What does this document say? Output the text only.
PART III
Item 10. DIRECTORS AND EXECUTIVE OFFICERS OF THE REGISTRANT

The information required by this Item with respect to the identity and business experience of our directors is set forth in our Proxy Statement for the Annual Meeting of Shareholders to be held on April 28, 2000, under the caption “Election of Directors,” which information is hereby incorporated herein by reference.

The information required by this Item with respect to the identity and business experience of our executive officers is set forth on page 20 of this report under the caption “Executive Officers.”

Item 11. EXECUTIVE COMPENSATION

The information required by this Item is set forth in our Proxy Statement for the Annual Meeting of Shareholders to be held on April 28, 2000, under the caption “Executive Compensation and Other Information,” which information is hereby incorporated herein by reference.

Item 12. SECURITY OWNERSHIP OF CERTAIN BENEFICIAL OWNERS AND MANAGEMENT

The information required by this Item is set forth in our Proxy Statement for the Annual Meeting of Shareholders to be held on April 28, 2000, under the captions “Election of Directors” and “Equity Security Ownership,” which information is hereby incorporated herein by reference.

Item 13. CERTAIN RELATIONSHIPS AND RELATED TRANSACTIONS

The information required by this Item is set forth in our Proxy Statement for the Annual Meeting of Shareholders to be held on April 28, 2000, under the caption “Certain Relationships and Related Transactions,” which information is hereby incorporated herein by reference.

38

* [Brief]
Exactly as written above, please repeat the entries.

* [Final result]
What does this document say? Output the text only.
PART III
Item 10. DIRECTORS AND EXECUTIVE OFFICERS OF THE REGISTRANT

The information required by this Item with respect to the identity and business experience of our directors is set forth in our Proxy Statement for the Annual Meeting of Shareholders to be held on April 28, 2000, under the caption “Election of Directors,” which information is hereby incorporated herein by reference.

The information required by this Item with respect to the identity and business experience of our executive officers is set forth on page 20 of this report under the caption “Executive Officers.”

Item 11. EXECUTIVE COMPENSATION

The information required by this Item is set forth in our Proxy Statement for the Annual Meeting of Shareholders to be held on April 28, 2000, under the caption “Executive Compensation and Other Information,” which information is hereby incorporated herein by reference.

Item 12. SECURITY OWNERSHIP OF CERTAIN BENEFICIAL OWNERS AND MANAGEMENT

The information required by this Item is set forth in our Proxy Statement for the Annual Meeting of Shareholders to be held on April 28, 2000, under the captions “Election of Directors” and “Equity Security Ownership,” which information is hereby incorporated herein by reference.

Item 13. CERTAIN RELATIONSHIPS AND RELATED TRANSACTIONS

The information required by this Item is set forth in our Proxy Statement for the Annual Meeting of Shareholders to be held on April 28, 2000, under the caption “Certain Relationships and Related Transactions,” which information is hereby incorporated herein by reference.

38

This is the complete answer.